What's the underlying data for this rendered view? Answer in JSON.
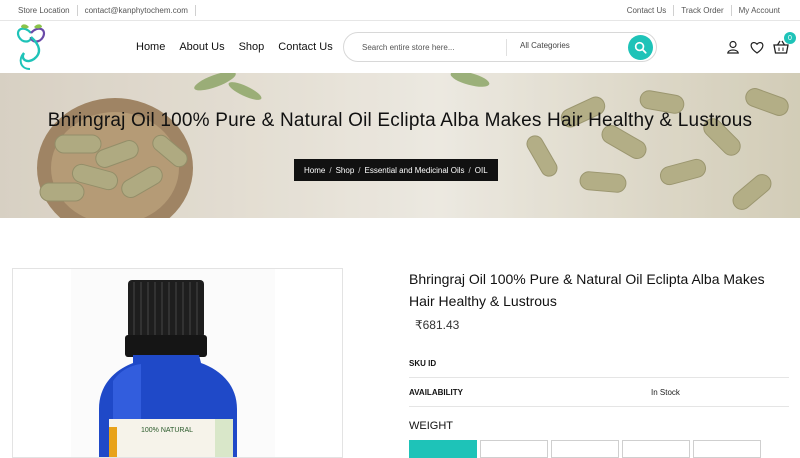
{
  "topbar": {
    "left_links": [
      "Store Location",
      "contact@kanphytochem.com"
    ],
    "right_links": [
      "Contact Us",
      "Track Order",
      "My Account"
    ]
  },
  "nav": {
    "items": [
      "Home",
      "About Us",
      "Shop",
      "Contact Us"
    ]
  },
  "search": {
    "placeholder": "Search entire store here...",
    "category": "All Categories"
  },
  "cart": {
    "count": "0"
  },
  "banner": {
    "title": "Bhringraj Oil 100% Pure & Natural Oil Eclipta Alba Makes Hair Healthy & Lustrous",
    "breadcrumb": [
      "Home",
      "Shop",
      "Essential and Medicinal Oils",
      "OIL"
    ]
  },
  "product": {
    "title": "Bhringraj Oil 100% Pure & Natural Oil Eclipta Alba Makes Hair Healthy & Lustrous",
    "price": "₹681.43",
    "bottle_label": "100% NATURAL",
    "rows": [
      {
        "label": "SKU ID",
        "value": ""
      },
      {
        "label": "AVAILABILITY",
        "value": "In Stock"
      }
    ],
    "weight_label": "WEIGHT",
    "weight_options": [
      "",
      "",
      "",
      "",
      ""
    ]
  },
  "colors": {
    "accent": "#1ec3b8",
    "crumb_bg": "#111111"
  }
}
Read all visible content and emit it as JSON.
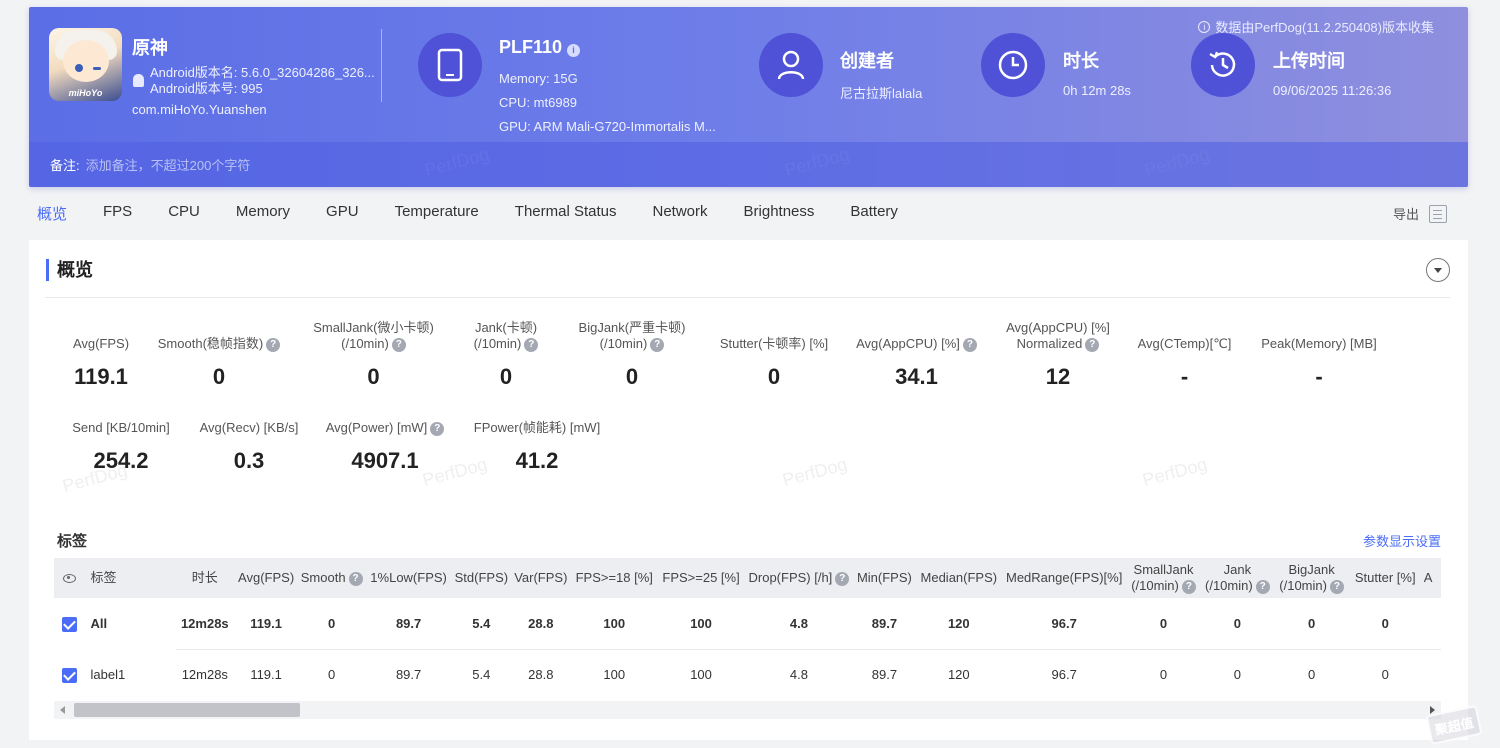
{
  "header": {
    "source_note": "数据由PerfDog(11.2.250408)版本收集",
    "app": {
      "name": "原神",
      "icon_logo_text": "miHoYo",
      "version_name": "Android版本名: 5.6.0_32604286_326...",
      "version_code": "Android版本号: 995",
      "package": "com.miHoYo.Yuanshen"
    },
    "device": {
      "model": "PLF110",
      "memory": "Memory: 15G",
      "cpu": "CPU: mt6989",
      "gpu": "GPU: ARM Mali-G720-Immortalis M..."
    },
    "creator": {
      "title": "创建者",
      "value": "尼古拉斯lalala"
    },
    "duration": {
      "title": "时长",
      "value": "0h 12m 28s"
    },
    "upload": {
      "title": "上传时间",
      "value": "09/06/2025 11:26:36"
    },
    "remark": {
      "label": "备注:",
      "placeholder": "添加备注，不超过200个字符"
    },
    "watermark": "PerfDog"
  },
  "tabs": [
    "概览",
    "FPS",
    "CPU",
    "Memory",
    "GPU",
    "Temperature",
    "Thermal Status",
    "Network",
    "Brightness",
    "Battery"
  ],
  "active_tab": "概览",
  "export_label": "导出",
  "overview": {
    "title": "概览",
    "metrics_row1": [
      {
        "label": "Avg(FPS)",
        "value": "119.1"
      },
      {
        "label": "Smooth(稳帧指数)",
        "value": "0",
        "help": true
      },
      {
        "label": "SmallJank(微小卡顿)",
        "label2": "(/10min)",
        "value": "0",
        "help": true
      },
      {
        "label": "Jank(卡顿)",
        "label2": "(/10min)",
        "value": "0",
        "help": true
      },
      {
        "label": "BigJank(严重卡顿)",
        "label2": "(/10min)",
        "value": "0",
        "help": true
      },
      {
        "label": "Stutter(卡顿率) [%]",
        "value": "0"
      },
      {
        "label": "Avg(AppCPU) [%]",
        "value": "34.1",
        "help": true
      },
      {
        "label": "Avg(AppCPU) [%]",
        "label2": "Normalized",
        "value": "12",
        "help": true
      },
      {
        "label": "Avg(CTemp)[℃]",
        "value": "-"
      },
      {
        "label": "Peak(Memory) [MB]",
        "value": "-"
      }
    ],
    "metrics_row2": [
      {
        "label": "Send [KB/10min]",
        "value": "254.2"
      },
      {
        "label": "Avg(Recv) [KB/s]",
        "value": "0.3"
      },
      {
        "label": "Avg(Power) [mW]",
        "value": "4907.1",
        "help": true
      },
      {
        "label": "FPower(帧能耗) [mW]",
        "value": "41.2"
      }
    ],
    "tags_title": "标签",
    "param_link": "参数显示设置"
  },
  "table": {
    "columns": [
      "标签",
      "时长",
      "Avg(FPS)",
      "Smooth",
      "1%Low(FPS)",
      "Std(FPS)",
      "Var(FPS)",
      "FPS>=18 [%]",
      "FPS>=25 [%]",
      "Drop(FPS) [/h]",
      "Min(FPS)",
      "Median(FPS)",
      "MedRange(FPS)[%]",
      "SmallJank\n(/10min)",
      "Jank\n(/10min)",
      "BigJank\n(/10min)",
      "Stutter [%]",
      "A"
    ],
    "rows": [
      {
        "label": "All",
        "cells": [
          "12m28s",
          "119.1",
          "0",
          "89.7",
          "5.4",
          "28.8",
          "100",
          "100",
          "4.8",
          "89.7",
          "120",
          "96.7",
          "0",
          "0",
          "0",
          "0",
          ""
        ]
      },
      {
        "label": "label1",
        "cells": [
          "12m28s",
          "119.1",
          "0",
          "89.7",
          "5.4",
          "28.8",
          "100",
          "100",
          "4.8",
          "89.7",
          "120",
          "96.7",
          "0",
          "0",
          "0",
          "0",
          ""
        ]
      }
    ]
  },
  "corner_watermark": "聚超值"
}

------------------------------

=== WHAT THE EXERCISE ASKS ===
Give every line of the material that includes the string "SmallJank".

=== RESPONSE TO THIS EXERCISE ===
        "label": "SmallJank(微小卡顿)",
      "SmallJank\n(/10min)",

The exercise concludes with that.